** start of Page text **
By David Owen
“Annual income twenty pounds, annual expenditure nineteen pounds nineteen and six, result happiness. Annual income twenty pounds, annual expenditure twenty pounds ought and six, result misery.”
It is one of the best-known dictums in Dickens, but not one, or so one must presume, with which an awful lot of European football club chairmen are terribly familiar.
This week’s UEFA report – The European Club Footballing Landscape – released, with exquisite timing two days before stricken Portsmouth became the first English Premiership club to enter administration, contains a wealth of information, much of it calculated to set Wilkins Micawber’s alarm bells ringing.
The numbers are a little bigger than the David Copperfield character is used to, but if I tell you that annual income of the 732 European top-division clubs in 2008 was found to be €11.5 billion and their annual expenditure €12.1 billion, no doubt you can complete the sentence.
It is a sentence, moreover, that will be worth bearing in mind next week, when Deloitte publishes a new edition of its Football Money League, which ranks the 20 biggest clubs in the world by revenue.
The level of footballers’ wages is often blamed for the frequency with which clubs spend more than they earn. That is why clubs’ wage:turnover ratio is such a closely watched gauge within the industry.
With aggregate employee costs of top-flight clubs put at €7.1 billion in 2008, this ratio Europe-wide stood at a barely acceptable 62 percent.
But what truly beggars belief is that UEFA found 57 clubs – not far off 8 percent – contriving to spend more than 100 percent of their revenue on wages.
Indeed, there are four European countries – Serbia, Ukraine, Georgia and Israel – where the proportion of reported revenues of the entire top division paid out as employee costs exceeds 100 per cent.
No wonder UEFA President Michel Platini comments that, “The many clubs across Europe that continue to operate on a sustainable basis…are finding it increasingly hard to coexist and compete with clubs that incur costs and transfer fees beyond their means and report losses year-after-year.”
Incidentally, one of these countries – Ukraine – is home to the 2009 UEFA Cup winners, Shakhtar Donetsk.
There is, however, no club-by-club breakdown enabling readers to ascertain what Shakhtar or any other club’s wage:turnover ratio is.
Moreover, a footnote to the relevant chart observes that the Ukraine figures include net transfer activity, “which is part of reason for high ratio”.
Of course, clubs can and do use injections of capital to tide them over during the odd loss-making season.
** end of Page text **
** start of Entries shown **
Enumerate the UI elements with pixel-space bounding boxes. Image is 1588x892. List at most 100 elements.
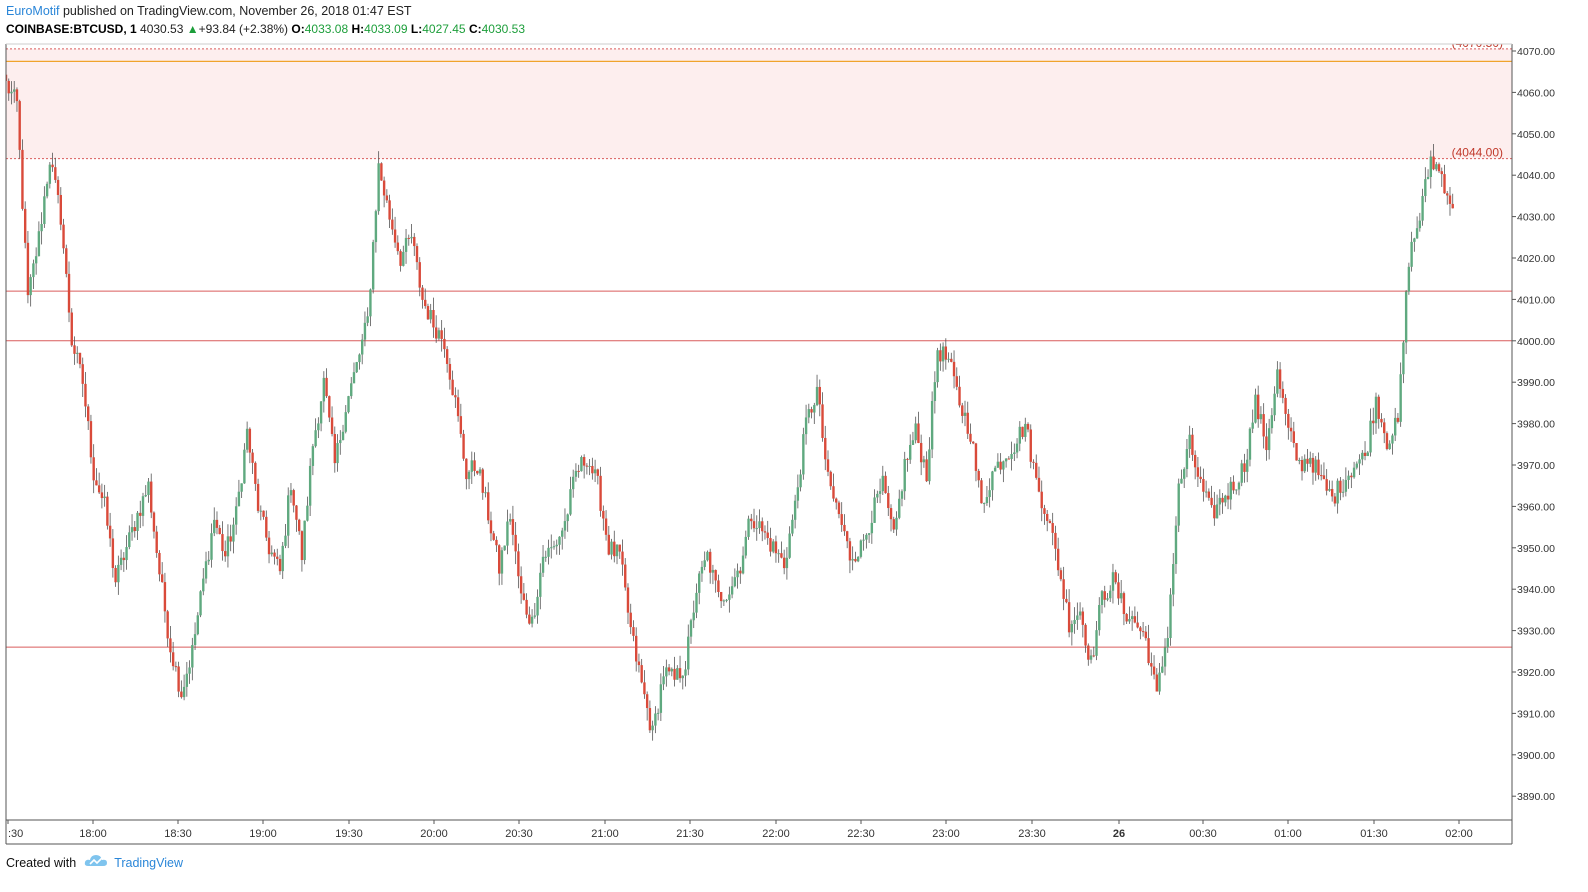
candle-down: [1451, 203, 1454, 209]
price-tick-label: 4040.00: [1517, 170, 1555, 182]
candle-down: [1210, 497, 1213, 506]
candle-down: [1059, 570, 1063, 580]
candle-down: [917, 423, 920, 443]
candle-up: [900, 491, 904, 499]
open-label: O:: [291, 22, 305, 36]
candle-down: [1026, 423, 1030, 430]
candle-down: [519, 576, 523, 594]
candle-up: [558, 536, 561, 545]
candle-up: [128, 532, 131, 548]
candle-down: [15, 89, 19, 102]
candle-down: [629, 612, 632, 628]
candle-up: [1399, 374, 1402, 422]
candle-up: [1391, 435, 1394, 444]
candle-down: [158, 552, 161, 575]
candle-up: [281, 545, 284, 572]
author-link[interactable]: EuroMotif: [6, 4, 60, 18]
candle-up: [1352, 467, 1356, 478]
candle-up: [1158, 672, 1161, 692]
candle-up: [698, 573, 701, 593]
candle-up: [947, 358, 950, 360]
candle-down: [884, 475, 887, 494]
time-tick-label: 22:00: [762, 828, 790, 840]
axes-layer: 3890.00 3900.00 3910.00 3920.00 3930.00 3940.…: [5, 43, 1555, 845]
candle-down: [1448, 195, 1452, 204]
candle-down: [180, 691, 183, 698]
candle-up: [1100, 591, 1104, 605]
candle-down: [7, 80, 10, 94]
candle-up: [1407, 266, 1411, 292]
candle-down: [1147, 638, 1150, 664]
candle-up: [733, 577, 737, 587]
candle-down: [256, 483, 260, 511]
candle-down: [782, 557, 786, 569]
candle-down: [59, 194, 62, 225]
candle-up: [185, 673, 189, 687]
candle-up: [876, 493, 879, 498]
candle-down: [292, 490, 295, 506]
candle-down: [432, 310, 435, 328]
symbol-label[interactable]: COINBASE:BTCUSD, 1: [6, 22, 137, 36]
price-level-label: (4044.00): [1452, 146, 1503, 160]
price-tick-label: 4050.00: [1517, 129, 1555, 141]
candle-down: [1256, 394, 1260, 420]
candle-down: [89, 421, 93, 458]
candle-up: [610, 541, 613, 555]
close-value: 4030.53: [481, 22, 526, 36]
candle-up: [873, 497, 876, 523]
candle-down: [70, 312, 73, 346]
tradingview-brand-link[interactable]: TradingView: [114, 855, 183, 870]
candle-up: [259, 510, 263, 512]
candle-down: [218, 527, 221, 535]
candle-down: [476, 470, 479, 474]
candle-up: [314, 430, 317, 447]
candle-up: [1393, 417, 1397, 436]
candle-down: [1092, 655, 1095, 657]
tradingview-cloud-icon[interactable]: [84, 854, 108, 871]
candle-down: [637, 661, 641, 666]
candle-down: [582, 457, 586, 466]
candle-up: [895, 517, 898, 530]
candle-down: [481, 469, 484, 493]
candle-down: [407, 237, 410, 239]
candle-down: [95, 480, 98, 486]
candle-up: [555, 544, 558, 547]
candle-up: [358, 354, 361, 363]
candle-down: [1084, 624, 1087, 646]
candle-up: [1328, 488, 1331, 491]
candle-down: [380, 163, 383, 181]
candle-up: [287, 495, 290, 536]
candle-down: [1087, 645, 1090, 660]
candle-down: [221, 534, 224, 552]
price-tick-label: 4030.00: [1517, 212, 1555, 224]
time-tick-label: 19:00: [249, 828, 277, 840]
candle-down: [421, 287, 424, 300]
candle-up: [1098, 604, 1101, 631]
price-tick-label: 3910.00: [1517, 708, 1555, 720]
candle-down: [1150, 663, 1153, 667]
candle-up: [1240, 463, 1243, 483]
candle-down: [1046, 513, 1049, 521]
time-tick-label: :30: [8, 828, 23, 840]
low-label: L:: [410, 22, 423, 36]
candle-up: [772, 541, 775, 552]
candle-down: [224, 551, 227, 557]
candle-up: [725, 599, 728, 601]
publish-line: EuroMotif published on TradingView.com, …: [6, 4, 1506, 21]
candle-up: [284, 535, 287, 546]
candle-down: [1383, 422, 1386, 434]
candle-up: [347, 396, 350, 413]
candle-down: [106, 496, 109, 526]
candle-up: [993, 467, 997, 472]
candle-down: [1021, 426, 1024, 437]
candle-up: [741, 555, 745, 574]
candle-up: [119, 557, 123, 565]
candle-down: [295, 505, 298, 520]
candle-up: [922, 459, 926, 463]
candle-up: [410, 236, 413, 239]
candle-down: [1207, 491, 1211, 498]
candle-up: [1015, 443, 1019, 453]
candle-down: [462, 433, 465, 459]
candle-up: [341, 431, 345, 441]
** end of Entries shown **
**Work to do:** According to the article on European football club finances, in which four countries did the top division's employee costs exceed 100 percent of its reported revenues?

**Right answer:** Serbia, Ukraine, Georgia and Israel.